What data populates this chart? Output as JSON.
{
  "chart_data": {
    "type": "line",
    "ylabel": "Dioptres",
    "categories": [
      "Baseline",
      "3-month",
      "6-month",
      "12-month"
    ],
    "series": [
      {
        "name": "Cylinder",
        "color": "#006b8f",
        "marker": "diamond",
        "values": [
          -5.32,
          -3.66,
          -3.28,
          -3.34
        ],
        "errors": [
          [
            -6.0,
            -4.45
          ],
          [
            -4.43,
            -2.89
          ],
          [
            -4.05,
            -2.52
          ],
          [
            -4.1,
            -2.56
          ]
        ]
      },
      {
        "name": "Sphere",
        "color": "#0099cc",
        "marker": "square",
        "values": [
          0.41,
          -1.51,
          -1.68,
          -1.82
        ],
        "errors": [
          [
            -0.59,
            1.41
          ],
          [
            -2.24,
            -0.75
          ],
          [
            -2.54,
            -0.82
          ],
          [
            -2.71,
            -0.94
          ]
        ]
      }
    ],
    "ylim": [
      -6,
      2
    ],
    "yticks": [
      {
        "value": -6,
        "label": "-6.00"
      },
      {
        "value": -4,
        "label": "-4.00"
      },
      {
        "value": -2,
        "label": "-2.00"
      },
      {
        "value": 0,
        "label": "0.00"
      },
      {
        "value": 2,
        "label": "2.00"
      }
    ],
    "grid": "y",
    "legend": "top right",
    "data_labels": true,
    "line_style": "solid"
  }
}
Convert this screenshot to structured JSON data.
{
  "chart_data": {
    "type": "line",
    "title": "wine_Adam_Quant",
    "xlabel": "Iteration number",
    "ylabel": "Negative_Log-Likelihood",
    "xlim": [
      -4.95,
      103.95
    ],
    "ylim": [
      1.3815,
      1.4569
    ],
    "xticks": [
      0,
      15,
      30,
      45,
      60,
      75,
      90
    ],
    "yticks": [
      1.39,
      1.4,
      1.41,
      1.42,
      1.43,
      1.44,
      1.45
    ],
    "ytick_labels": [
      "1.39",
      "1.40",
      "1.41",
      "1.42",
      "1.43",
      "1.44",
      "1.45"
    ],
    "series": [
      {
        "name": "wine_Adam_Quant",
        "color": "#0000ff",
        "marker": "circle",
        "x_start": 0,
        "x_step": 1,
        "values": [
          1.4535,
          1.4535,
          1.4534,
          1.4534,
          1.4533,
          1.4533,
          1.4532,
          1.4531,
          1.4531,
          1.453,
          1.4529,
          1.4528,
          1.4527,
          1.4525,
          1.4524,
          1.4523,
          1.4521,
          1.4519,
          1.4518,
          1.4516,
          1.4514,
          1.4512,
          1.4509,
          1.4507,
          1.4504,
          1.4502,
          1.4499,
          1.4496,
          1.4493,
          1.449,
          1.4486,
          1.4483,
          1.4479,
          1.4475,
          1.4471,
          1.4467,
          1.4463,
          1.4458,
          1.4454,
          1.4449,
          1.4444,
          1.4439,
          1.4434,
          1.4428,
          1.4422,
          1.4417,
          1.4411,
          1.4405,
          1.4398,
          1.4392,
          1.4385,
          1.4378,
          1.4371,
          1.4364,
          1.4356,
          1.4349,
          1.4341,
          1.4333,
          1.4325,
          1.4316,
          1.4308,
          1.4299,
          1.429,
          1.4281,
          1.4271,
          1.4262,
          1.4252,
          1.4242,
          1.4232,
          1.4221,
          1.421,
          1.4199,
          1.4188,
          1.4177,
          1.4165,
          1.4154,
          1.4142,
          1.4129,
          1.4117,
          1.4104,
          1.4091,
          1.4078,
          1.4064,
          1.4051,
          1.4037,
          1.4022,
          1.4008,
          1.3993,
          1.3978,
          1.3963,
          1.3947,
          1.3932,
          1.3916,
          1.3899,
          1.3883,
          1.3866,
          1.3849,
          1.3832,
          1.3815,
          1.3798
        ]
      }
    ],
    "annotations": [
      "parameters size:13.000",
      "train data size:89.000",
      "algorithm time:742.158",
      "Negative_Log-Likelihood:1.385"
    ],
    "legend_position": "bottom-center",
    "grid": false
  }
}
________________________________________
TASK GOAL - Return the entries above exactly as they appear.

OUTPUT FOR THIS TASK -
What data populates this chart? Output as JSON.
{
  "chart_data": {
    "type": "line",
    "ylabel": "Dioptres",
    "categories": [
      "Baseline",
      "3-month",
      "6-month",
      "12-month"
    ],
    "series": [
      {
        "name": "Cylinder",
        "color": "#006b8f",
        "marker": "diamond",
        "values": [
          -5.32,
          -3.66,
          -3.28,
          -3.34
        ],
        "errors": [
          [
            -6.0,
            -4.45
          ],
          [
            -4.43,
            -2.89
          ],
          [
            -4.05,
            -2.52
          ],
          [
            -4.1,
            -2.56
          ]
        ]
      },
      {
        "name": "Sphere",
        "color": "#0099cc",
        "marker": "square",
        "values": [
          0.41,
          -1.51,
          -1.68,
          -1.82
        ],
        "errors": [
          [
            -0.59,
            1.41
          ],
          [
            -2.24,
            -0.75
          ],
          [
            -2.54,
            -0.82
          ],
          [
            -2.71,
            -0.94
          ]
        ]
      }
    ],
    "ylim": [
      -6,
      2
    ],
    "yticks": [
      {
        "value": -6,
        "label": "-6.00"
      },
      {
        "value": -4,
        "label": "-4.00"
      },
      {
        "value": -2,
        "label": "-2.00"
      },
      {
        "value": 0,
        "label": "0.00"
      },
      {
        "value": 2,
        "label": "2.00"
      }
    ],
    "grid": "y",
    "legend": "top right",
    "data_labels": true,
    "line_style": "solid"
  }
}
Convert this screenshot to structured JSON data.
{
  "chart_data": {
    "type": "line",
    "title": "wine_Adam_Quant",
    "xlabel": "Iteration number",
    "ylabel": "Negative_Log-Likelihood",
    "xlim": [
      -4.95,
      103.95
    ],
    "ylim": [
      1.3815,
      1.4569
    ],
    "xticks": [
      0,
      15,
      30,
      45,
      60,
      75,
      90
    ],
    "yticks": [
      1.39,
      1.4,
      1.41,
      1.42,
      1.43,
      1.44,
      1.45
    ],
    "ytick_labels": [
      "1.39",
      "1.40",
      "1.41",
      "1.42",
      "1.43",
      "1.44",
      "1.45"
    ],
    "series": [
      {
        "name": "wine_Adam_Quant",
        "color": "#0000ff",
        "marker": "circle",
        "x_start": 0,
        "x_step": 1,
        "values": [
          1.4535,
          1.4535,
          1.4534,
          1.4534,
          1.4533,
          1.4533,
          1.4532,
          1.4531,
          1.4531,
          1.453,
          1.4529,
          1.4528,
          1.4527,
          1.4525,
          1.4524,
          1.4523,
          1.4521,
          1.4519,
          1.4518,
          1.4516,
          1.4514,
          1.4512,
          1.4509,
          1.4507,
          1.4504,
          1.4502,
          1.4499,
          1.4496,
          1.4493,
          1.449,
          1.4486,
          1.4483,
          1.4479,
          1.4475,
          1.4471,
          1.4467,
          1.4463,
          1.4458,
          1.4454,
          1.4449,
          1.4444,
          1.4439,
          1.4434,
          1.4428,
          1.4422,
          1.4417,
          1.4411,
          1.4405,
          1.4398,
          1.4392,
          1.4385,
          1.4378,
          1.4371,
          1.4364,
          1.4356,
          1.4349,
          1.4341,
          1.4333,
          1.4325,
          1.4316,
          1.4308,
          1.4299,
          1.429,
          1.4281,
          1.4271,
          1.4262,
          1.4252,
          1.4242,
          1.4232,
          1.4221,
          1.421,
          1.4199,
          1.4188,
          1.4177,
          1.4165,
          1.4154,
          1.4142,
          1.4129,
          1.4117,
          1.4104,
          1.4091,
          1.4078,
          1.4064,
          1.4051,
          1.4037,
          1.4022,
          1.4008,
          1.3993,
          1.3978,
          1.3963,
          1.3947,
          1.3932,
          1.3916,
          1.3899,
          1.3883,
          1.3866,
          1.3849,
          1.3832,
          1.3815,
          1.3798
        ]
      }
    ],
    "annotations": [
      "parameters size:13.000",
      "train data size:89.000",
      "algorithm time:742.158",
      "Negative_Log-Likelihood:1.385"
    ],
    "legend_position": "bottom-center",
    "grid": false
  }
}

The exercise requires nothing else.